EXERCISE BRIEF:
Under this task are some entries; return every one of them exactly.

........

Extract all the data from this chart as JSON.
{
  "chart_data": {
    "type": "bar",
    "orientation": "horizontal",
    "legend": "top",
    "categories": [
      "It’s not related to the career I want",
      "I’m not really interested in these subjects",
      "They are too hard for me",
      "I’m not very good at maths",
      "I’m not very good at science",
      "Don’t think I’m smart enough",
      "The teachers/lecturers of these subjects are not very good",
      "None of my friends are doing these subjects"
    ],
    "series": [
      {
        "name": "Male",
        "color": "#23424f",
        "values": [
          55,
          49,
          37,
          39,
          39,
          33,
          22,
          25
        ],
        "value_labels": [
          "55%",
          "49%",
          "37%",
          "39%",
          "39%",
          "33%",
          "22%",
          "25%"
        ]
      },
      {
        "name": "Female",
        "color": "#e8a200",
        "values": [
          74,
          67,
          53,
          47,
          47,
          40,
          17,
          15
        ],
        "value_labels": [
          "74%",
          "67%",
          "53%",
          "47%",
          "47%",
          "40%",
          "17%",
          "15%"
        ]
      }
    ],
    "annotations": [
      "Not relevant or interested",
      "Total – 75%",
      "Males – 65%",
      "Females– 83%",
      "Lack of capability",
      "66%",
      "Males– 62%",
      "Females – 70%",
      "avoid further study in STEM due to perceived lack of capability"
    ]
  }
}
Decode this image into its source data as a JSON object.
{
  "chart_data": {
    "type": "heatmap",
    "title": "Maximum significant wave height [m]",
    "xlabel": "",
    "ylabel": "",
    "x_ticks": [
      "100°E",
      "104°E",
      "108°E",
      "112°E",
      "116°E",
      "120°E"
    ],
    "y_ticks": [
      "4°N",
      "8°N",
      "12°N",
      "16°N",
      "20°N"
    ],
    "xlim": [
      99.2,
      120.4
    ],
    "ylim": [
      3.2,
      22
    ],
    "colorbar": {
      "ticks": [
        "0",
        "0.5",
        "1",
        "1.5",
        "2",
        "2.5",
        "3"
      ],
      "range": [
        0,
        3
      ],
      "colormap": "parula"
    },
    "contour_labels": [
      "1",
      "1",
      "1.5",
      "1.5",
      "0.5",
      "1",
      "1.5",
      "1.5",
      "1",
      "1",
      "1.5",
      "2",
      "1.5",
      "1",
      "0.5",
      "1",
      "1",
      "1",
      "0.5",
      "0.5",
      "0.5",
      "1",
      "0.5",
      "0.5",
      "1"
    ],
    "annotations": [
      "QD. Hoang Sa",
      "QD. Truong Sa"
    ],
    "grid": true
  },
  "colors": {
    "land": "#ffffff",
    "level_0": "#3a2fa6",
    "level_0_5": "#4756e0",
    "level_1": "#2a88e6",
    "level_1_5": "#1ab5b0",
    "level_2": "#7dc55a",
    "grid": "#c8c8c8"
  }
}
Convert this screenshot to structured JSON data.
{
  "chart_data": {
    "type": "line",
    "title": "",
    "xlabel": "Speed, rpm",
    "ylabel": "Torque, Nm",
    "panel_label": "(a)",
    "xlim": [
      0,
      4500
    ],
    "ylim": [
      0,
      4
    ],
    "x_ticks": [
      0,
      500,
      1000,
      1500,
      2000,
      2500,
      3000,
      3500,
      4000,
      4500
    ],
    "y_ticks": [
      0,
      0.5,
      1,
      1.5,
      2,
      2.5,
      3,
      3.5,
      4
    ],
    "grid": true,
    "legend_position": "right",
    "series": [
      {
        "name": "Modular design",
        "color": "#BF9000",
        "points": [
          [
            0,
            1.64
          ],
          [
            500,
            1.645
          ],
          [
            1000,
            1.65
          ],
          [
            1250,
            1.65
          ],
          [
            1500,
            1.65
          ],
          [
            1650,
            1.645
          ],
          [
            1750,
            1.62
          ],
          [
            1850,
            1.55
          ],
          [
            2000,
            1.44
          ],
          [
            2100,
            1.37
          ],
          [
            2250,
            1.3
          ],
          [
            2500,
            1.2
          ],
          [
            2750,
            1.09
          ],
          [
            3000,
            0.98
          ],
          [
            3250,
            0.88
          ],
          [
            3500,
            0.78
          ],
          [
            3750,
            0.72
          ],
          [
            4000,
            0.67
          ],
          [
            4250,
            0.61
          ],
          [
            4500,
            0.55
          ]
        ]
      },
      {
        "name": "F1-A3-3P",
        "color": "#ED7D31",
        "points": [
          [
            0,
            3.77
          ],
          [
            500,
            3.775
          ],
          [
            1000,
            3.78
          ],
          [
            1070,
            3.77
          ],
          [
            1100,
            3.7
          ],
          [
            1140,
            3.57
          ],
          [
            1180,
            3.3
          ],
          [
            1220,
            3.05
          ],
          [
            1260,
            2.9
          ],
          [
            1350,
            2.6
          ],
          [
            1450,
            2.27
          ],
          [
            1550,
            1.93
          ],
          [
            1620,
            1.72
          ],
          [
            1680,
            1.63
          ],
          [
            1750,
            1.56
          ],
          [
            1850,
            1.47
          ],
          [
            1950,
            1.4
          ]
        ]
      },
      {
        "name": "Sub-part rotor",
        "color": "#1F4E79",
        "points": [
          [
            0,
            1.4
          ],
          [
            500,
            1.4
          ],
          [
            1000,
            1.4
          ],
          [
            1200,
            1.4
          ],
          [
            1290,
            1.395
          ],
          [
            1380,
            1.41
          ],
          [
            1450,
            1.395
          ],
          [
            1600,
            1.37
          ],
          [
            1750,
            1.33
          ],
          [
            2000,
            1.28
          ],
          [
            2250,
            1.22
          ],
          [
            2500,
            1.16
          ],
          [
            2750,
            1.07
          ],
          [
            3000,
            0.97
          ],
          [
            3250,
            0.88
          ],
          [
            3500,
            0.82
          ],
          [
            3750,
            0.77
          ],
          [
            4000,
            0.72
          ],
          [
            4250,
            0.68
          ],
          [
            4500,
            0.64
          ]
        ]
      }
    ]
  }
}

........

RESULT OF THIS EXERCISE:
Extract all the data from this chart as JSON.
{
  "chart_data": {
    "type": "bar",
    "orientation": "horizontal",
    "legend": "top",
    "categories": [
      "It’s not related to the career I want",
      "I’m not really interested in these subjects",
      "They are too hard for me",
      "I’m not very good at maths",
      "I’m not very good at science",
      "Don’t think I’m smart enough",
      "The teachers/lecturers of these subjects are not very good",
      "None of my friends are doing these subjects"
    ],
    "series": [
      {
        "name": "Male",
        "color": "#23424f",
        "values": [
          55,
          49,
          37,
          39,
          39,
          33,
          22,
          25
        ],
        "value_labels": [
          "55%",
          "49%",
          "37%",
          "39%",
          "39%",
          "33%",
          "22%",
          "25%"
        ]
      },
      {
        "name": "Female",
        "color": "#e8a200",
        "values": [
          74,
          67,
          53,
          47,
          47,
          40,
          17,
          15
        ],
        "value_labels": [
          "74%",
          "67%",
          "53%",
          "47%",
          "47%",
          "40%",
          "17%",
          "15%"
        ]
      }
    ],
    "annotations": [
      "Not relevant or interested",
      "Total – 75%",
      "Males – 65%",
      "Females– 83%",
      "Lack of capability",
      "66%",
      "Males– 62%",
      "Females – 70%",
      "avoid further study in STEM due to perceived lack of capability"
    ]
  }
}
Decode this image into its source data as a JSON object.
{
  "chart_data": {
    "type": "heatmap",
    "title": "Maximum significant wave height [m]",
    "xlabel": "",
    "ylabel": "",
    "x_ticks": [
      "100°E",
      "104°E",
      "108°E",
      "112°E",
      "116°E",
      "120°E"
    ],
    "y_ticks": [
      "4°N",
      "8°N",
      "12°N",
      "16°N",
      "20°N"
    ],
    "xlim": [
      99.2,
      120.4
    ],
    "ylim": [
      3.2,
      22
    ],
    "colorbar": {
      "ticks": [
        "0",
        "0.5",
        "1",
        "1.5",
        "2",
        "2.5",
        "3"
      ],
      "range": [
        0,
        3
      ],
      "colormap": "parula"
    },
    "contour_labels": [
      "1",
      "1",
      "1.5",
      "1.5",
      "0.5",
      "1",
      "1.5",
      "1.5",
      "1",
      "1",
      "1.5",
      "2",
      "1.5",
      "1",
      "0.5",
      "1",
      "1",
      "1",
      "0.5",
      "0.5",
      "0.5",
      "1",
      "0.5",
      "0.5",
      "1"
    ],
    "annotations": [
      "QD. Hoang Sa",
      "QD. Truong Sa"
    ],
    "grid": true
  },
  "colors": {
    "land": "#ffffff",
    "level_0": "#3a2fa6",
    "level_0_5": "#4756e0",
    "level_1": "#2a88e6",
    "level_1_5": "#1ab5b0",
    "level_2": "#7dc55a",
    "grid": "#c8c8c8"
  }
}
Convert this screenshot to structured JSON data.
{
  "chart_data": {
    "type": "line",
    "title": "",
    "xlabel": "Speed, rpm",
    "ylabel": "Torque, Nm",
    "panel_label": "(a)",
    "xlim": [
      0,
      4500
    ],
    "ylim": [
      0,
      4
    ],
    "x_ticks": [
      0,
      500,
      1000,
      1500,
      2000,
      2500,
      3000,
      3500,
      4000,
      4500
    ],
    "y_ticks": [
      0,
      0.5,
      1,
      1.5,
      2,
      2.5,
      3,
      3.5,
      4
    ],
    "grid": true,
    "legend_position": "right",
    "series": [
      {
        "name": "Modular design",
        "color": "#BF9000",
        "points": [
          [
            0,
            1.64
          ],
          [
            500,
            1.645
          ],
          [
            1000,
            1.65
          ],
          [
            1250,
            1.65
          ],
          [
            1500,
            1.65
          ],
          [
            1650,
            1.645
          ],
          [
            1750,
            1.62
          ],
          [
            1850,
            1.55
          ],
          [
            2000,
            1.44
          ],
          [
            2100,
            1.37
          ],
          [
            2250,
            1.3
          ],
          [
            2500,
            1.2
          ],
          [
            2750,
            1.09
          ],
          [
            3000,
            0.98
          ],
          [
            3250,
            0.88
          ],
          [
            3500,
            0.78
          ],
          [
            3750,
            0.72
          ],
          [
            4000,
            0.67
          ],
          [
            4250,
            0.61
          ],
          [
            4500,
            0.55
          ]
        ]
      },
      {
        "name": "F1-A3-3P",
        "color": "#ED7D31",
        "points": [
          [
            0,
            3.77
          ],
          [
            500,
            3.775
          ],
          [
            1000,
            3.78
          ],
          [
            1070,
            3.77
          ],
          [
            1100,
            3.7
          ],
          [
            1140,
            3.57
          ],
          [
            1180,
            3.3
          ],
          [
            1220,
            3.05
          ],
          [
            1260,
            2.9
          ],
          [
            1350,
            2.6
          ],
          [
            1450,
            2.27
          ],
          [
            1550,
            1.93
          ],
          [
            1620,
            1.72
          ],
          [
            1680,
            1.63
          ],
          [
            1750,
            1.56
          ],
          [
            1850,
            1.47
          ],
          [
            1950,
            1.4
          ]
        ]
      },
      {
        "name": "Sub-part rotor",
        "color": "#1F4E79",
        "points": [
          [
            0,
            1.4
          ],
          [
            500,
            1.4
          ],
          [
            1000,
            1.4
          ],
          [
            1200,
            1.4
          ],
          [
            1290,
            1.395
          ],
          [
            1380,
            1.41
          ],
          [
            1450,
            1.395
          ],
          [
            1600,
            1.37
          ],
          [
            1750,
            1.33
          ],
          [
            2000,
            1.28
          ],
          [
            2250,
            1.22
          ],
          [
            2500,
            1.16
          ],
          [
            2750,
            1.07
          ],
          [
            3000,
            0.97
          ],
          [
            3250,
            0.88
          ],
          [
            3500,
            0.82
          ],
          [
            3750,
            0.77
          ],
          [
            4000,
            0.72
          ],
          [
            4250,
            0.68
          ],
          [
            4500,
            0.64
          ]
        ]
      }
    ]
  }
}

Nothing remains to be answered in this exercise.